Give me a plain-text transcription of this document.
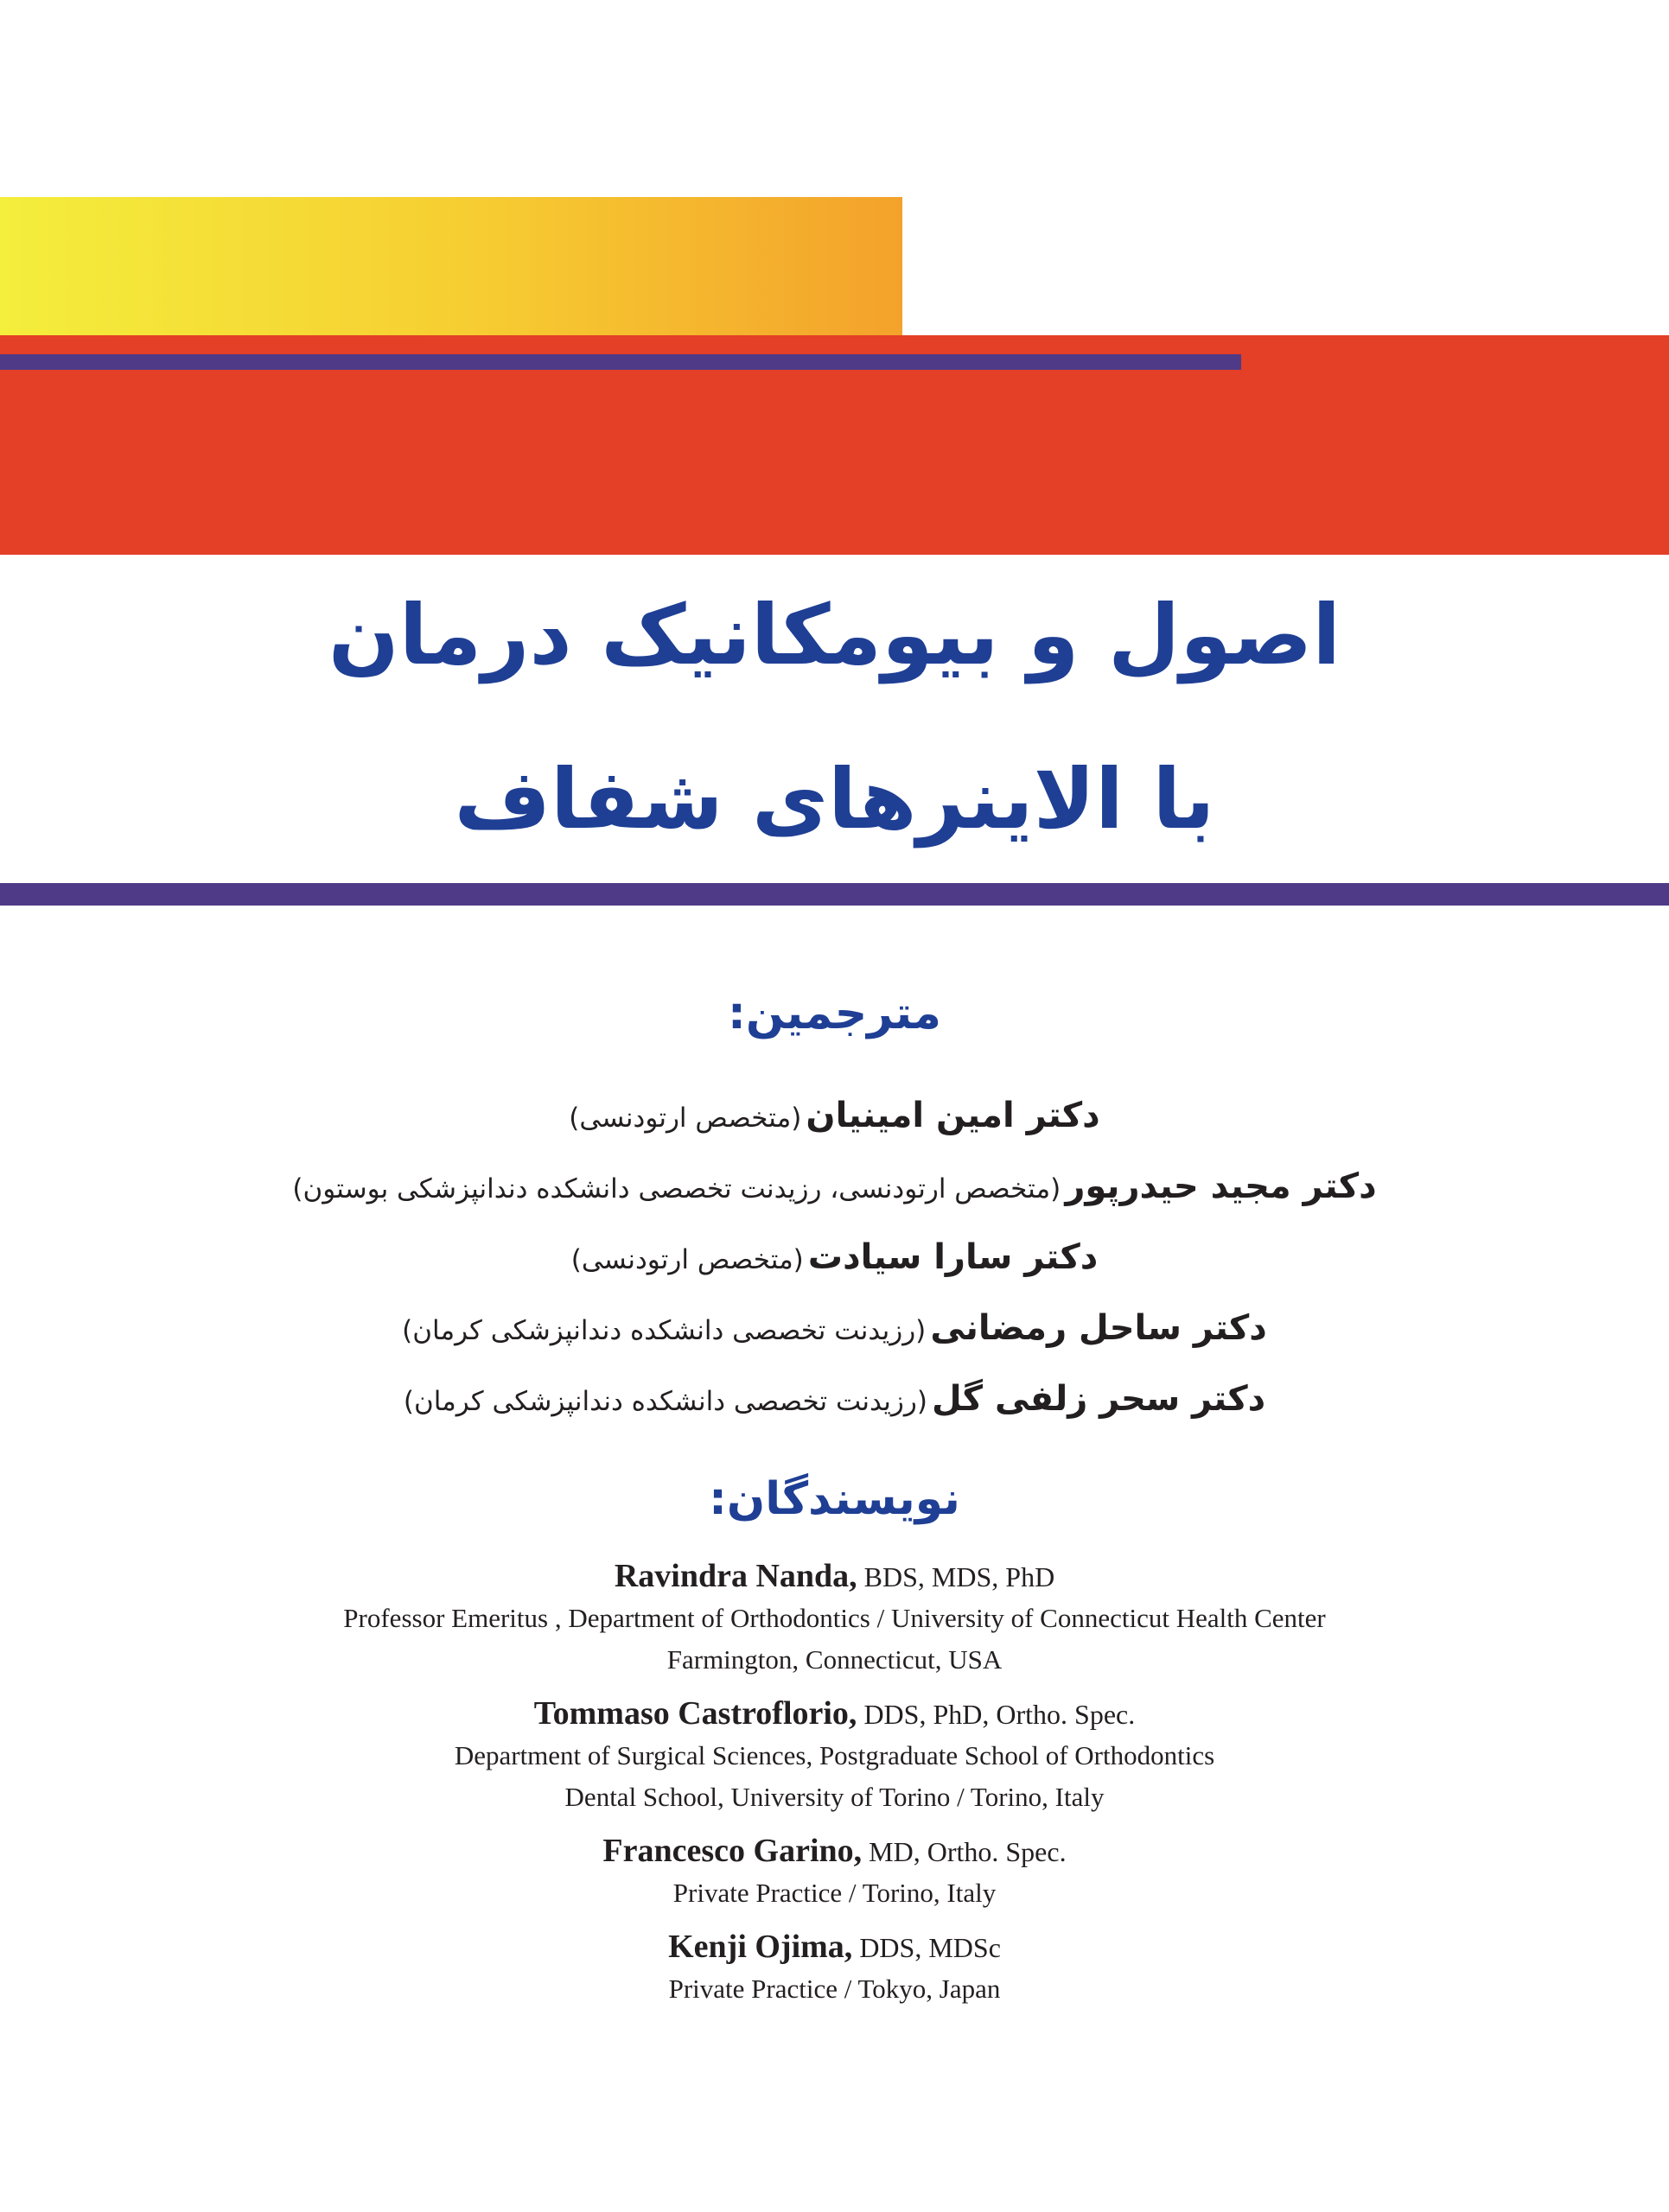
اصول و بیومکانیک درمان
با الاینرهای شفاف
مترجمین:
دکتر امین امینیان (متخصص ارتودنسی)
دکتر مجید حیدرپور (متخصص ارتودنسی، رزیدنت تخصصی دانشکده دندانپزشکی بوستون)
دکتر سارا سیادت (متخصص ارتودنسی)
دکتر ساحل رمضانی (رزیدنت تخصصی دانشکده دندانپزشکی کرمان)
دکتر سحر زلفی گل (رزیدنت تخصصی دانشکده دندانپزشکی کرمان)
نویسندگان:
Ravindra Nanda, BDS, MDS, PhD
Professor Emeritus , Department of Orthodontics / University of Connecticut Health Center
Farmington, Connecticut, USA
Tommaso Castroflorio, DDS, PhD, Ortho. Spec.
Department of Surgical Sciences, Postgraduate School of Orthodontics
Dental School, University of Torino / Torino, Italy
Francesco Garino, MD, Ortho. Spec.
Private Practice / Torino, Italy
Kenji Ojima, DDS, MDSc
Private Practice / Tokyo, Japan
------------------------------------------------
WHAT IS BEING ASKED: Look through the lines above and collect those with the word "Torino".

EXERCISE OUTPUT:
Dental School, University of Torino / Torino, Italy
Private Practice / Torino, Italy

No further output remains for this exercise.